* start Data supplied *
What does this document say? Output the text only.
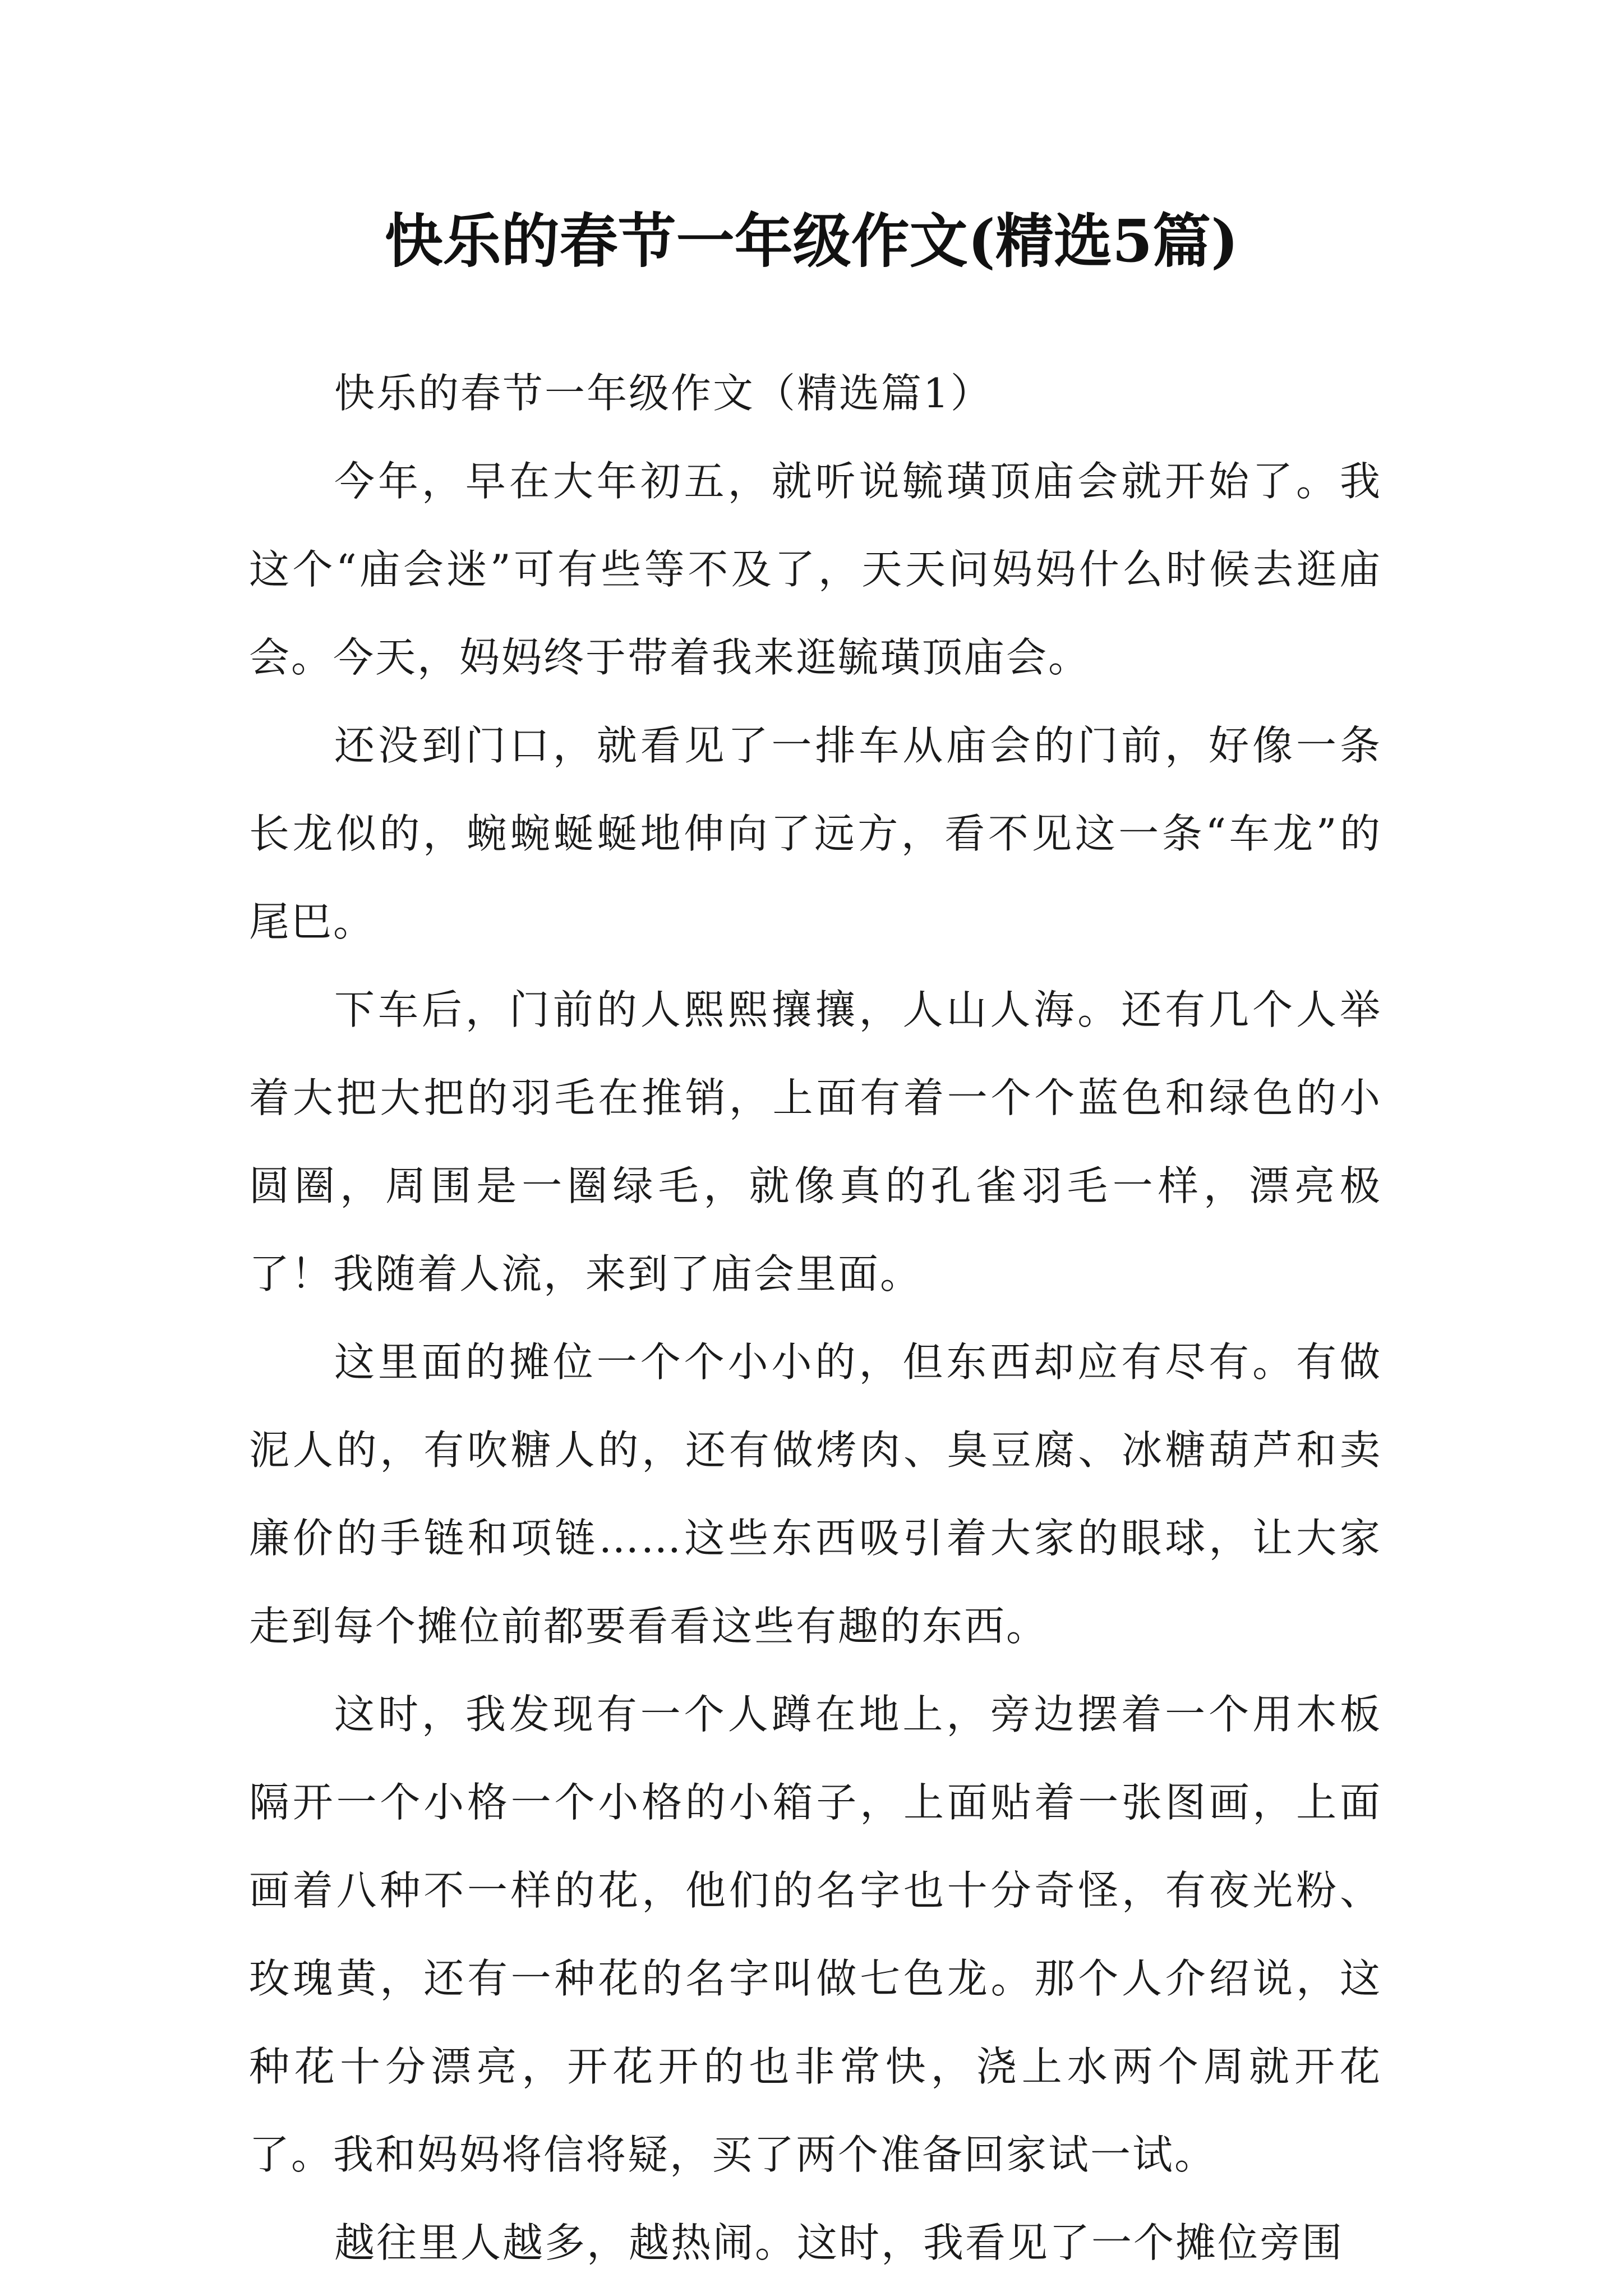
快乐的春节一年级作文(精选5篇)

快乐的春节一年级作文（精选篇1）

今年，早在大年初五，就听说毓璜顶庙会就开始了。我这个“庙会迷”可有些等不及了，天天问妈妈什么时候去逛庙会。今天，妈妈终于带着我来逛毓璜顶庙会。

还没到门口，就看见了一排车从庙会的门前，好像一条长龙似的，蜿蜿蜒蜒地伸向了远方，看不见这一条“车龙”的尾巴。

下车后，门前的人熙熙攘攘，人山人海。还有几个人举着大把大把的羽毛在推销，上面有着一个个蓝色和绿色的小圆圈，周围是一圈绿毛，就像真的孔雀羽毛一样，漂亮极了！我随着人流，来到了庙会里面。

这里面的摊位一个个小小的，但东西却应有尽有。有做泥人的，有吹糖人的，还有做烤肉、臭豆腐、冰糖葫芦和卖廉价的手链和项链……这些东西吸引着大家的眼球，让大家走到每个摊位前都要看看这些有趣的东西。

这时，我发现有一个人蹲在地上，旁边摆着一个用木板隔开一个小格一个小格的小箱子，上面贴着一张图画，上面画着八种不一样的花，他们的名字也十分奇怪，有夜光粉、玫瑰黄，还有一种花的名字叫做七色龙。那个人介绍说，这种花十分漂亮，开花开的也非常快，浇上水两个周就开花了。我和妈妈将信将疑，买了两个准备回家试一试。

越往里人越多，越热闹。这时，我看见了一个摊位旁围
* end Data supplied *
> [Problem] Write the records out once more, exactly as they appear, with no pictures.

> [Answer in full]
What does this document say? Output the text only.
快乐的春节一年级作文(精选5篇)

快乐的春节一年级作文（精选篇1）

今年，早在大年初五，就听说毓璜顶庙会就开始了。我这个“庙会迷”可有些等不及了，天天问妈妈什么时候去逛庙会。今天，妈妈终于带着我来逛毓璜顶庙会。

还没到门口，就看见了一排车从庙会的门前，好像一条长龙似的，蜿蜿蜒蜒地伸向了远方，看不见这一条“车龙”的尾巴。

下车后，门前的人熙熙攘攘，人山人海。还有几个人举着大把大把的羽毛在推销，上面有着一个个蓝色和绿色的小圆圈，周围是一圈绿毛，就像真的孔雀羽毛一样，漂亮极了！我随着人流，来到了庙会里面。

这里面的摊位一个个小小的，但东西却应有尽有。有做泥人的，有吹糖人的，还有做烤肉、臭豆腐、冰糖葫芦和卖廉价的手链和项链……这些东西吸引着大家的眼球，让大家走到每个摊位前都要看看这些有趣的东西。

这时，我发现有一个人蹲在地上，旁边摆着一个用木板隔开一个小格一个小格的小箱子，上面贴着一张图画，上面画着八种不一样的花，他们的名字也十分奇怪，有夜光粉、玫瑰黄，还有一种花的名字叫做七色龙。那个人介绍说，这种花十分漂亮，开花开的也非常快，浇上水两个周就开花了。我和妈妈将信将疑，买了两个准备回家试一试。

越往里人越多，越热闹。这时，我看见了一个摊位旁围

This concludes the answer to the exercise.